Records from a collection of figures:
::::::::::
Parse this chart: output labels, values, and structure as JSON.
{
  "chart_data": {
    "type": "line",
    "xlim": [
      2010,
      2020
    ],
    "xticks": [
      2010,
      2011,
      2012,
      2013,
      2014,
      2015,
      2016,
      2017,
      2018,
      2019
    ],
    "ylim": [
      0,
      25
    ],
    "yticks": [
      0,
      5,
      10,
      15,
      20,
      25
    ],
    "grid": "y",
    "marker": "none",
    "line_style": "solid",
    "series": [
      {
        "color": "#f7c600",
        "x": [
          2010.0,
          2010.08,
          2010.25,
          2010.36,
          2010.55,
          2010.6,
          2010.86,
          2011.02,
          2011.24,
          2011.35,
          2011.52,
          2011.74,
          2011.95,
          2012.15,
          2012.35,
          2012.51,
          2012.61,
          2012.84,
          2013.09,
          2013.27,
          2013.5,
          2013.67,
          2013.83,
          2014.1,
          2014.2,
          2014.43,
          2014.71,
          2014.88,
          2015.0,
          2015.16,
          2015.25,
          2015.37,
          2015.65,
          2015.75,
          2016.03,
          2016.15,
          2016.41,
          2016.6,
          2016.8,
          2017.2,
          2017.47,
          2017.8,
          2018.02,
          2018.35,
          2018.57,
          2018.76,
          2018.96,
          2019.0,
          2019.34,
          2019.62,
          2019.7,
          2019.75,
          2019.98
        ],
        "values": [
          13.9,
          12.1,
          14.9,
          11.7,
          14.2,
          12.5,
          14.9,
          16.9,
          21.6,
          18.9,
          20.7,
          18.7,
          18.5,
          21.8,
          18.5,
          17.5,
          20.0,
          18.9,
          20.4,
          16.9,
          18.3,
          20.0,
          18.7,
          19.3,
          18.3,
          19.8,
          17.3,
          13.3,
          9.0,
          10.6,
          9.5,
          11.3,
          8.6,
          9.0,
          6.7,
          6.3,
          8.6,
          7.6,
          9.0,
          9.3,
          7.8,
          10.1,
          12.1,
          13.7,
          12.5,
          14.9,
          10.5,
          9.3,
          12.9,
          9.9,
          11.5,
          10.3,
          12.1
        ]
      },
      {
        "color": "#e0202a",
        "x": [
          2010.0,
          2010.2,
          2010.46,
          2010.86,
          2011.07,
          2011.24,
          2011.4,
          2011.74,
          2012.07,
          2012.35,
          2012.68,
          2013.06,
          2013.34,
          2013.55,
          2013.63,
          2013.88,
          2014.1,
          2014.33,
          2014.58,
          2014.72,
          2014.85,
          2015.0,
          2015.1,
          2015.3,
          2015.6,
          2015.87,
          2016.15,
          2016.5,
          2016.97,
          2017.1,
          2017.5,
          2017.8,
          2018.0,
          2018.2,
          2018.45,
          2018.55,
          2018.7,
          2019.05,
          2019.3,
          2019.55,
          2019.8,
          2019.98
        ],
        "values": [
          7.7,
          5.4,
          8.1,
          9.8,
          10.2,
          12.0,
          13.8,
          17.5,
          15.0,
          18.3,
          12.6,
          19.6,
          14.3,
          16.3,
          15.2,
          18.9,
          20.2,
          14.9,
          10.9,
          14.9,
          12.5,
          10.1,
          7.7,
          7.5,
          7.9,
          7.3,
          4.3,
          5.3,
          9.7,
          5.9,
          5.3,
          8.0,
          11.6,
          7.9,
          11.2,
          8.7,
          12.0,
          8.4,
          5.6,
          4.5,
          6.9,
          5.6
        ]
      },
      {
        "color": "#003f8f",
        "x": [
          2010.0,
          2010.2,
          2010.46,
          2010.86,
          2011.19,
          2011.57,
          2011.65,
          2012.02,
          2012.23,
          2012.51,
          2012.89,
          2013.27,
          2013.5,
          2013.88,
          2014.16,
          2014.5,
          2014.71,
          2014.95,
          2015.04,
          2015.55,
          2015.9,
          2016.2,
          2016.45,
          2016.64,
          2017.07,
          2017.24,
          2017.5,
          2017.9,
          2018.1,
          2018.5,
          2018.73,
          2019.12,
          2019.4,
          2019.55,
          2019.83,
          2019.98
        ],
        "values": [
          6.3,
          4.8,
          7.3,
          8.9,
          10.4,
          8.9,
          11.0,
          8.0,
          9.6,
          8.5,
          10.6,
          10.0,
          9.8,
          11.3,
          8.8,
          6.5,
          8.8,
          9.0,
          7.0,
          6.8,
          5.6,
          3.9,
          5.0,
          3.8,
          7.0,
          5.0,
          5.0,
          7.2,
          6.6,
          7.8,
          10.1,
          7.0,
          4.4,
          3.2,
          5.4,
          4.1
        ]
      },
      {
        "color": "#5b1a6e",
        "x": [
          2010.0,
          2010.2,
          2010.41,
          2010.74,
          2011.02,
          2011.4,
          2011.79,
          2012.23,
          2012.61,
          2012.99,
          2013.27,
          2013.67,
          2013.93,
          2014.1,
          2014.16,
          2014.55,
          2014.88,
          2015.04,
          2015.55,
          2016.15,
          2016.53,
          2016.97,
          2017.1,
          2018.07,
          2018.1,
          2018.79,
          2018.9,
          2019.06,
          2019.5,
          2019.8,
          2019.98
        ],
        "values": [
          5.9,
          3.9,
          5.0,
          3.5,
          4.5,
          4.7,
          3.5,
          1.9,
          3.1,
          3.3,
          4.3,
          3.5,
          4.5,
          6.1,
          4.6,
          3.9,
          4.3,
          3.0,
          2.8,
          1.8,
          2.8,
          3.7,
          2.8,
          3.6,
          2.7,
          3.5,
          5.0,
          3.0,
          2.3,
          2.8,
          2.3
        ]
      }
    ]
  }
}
::::::::::
[WHAT IS NEEDED]: Copy every line from the records above that contains the word "color".

[SOLUTION]:
        "color": "#f7c600",
        "color": "#e0202a",
        "color": "#003f8f",
        "color": "#5b1a6e",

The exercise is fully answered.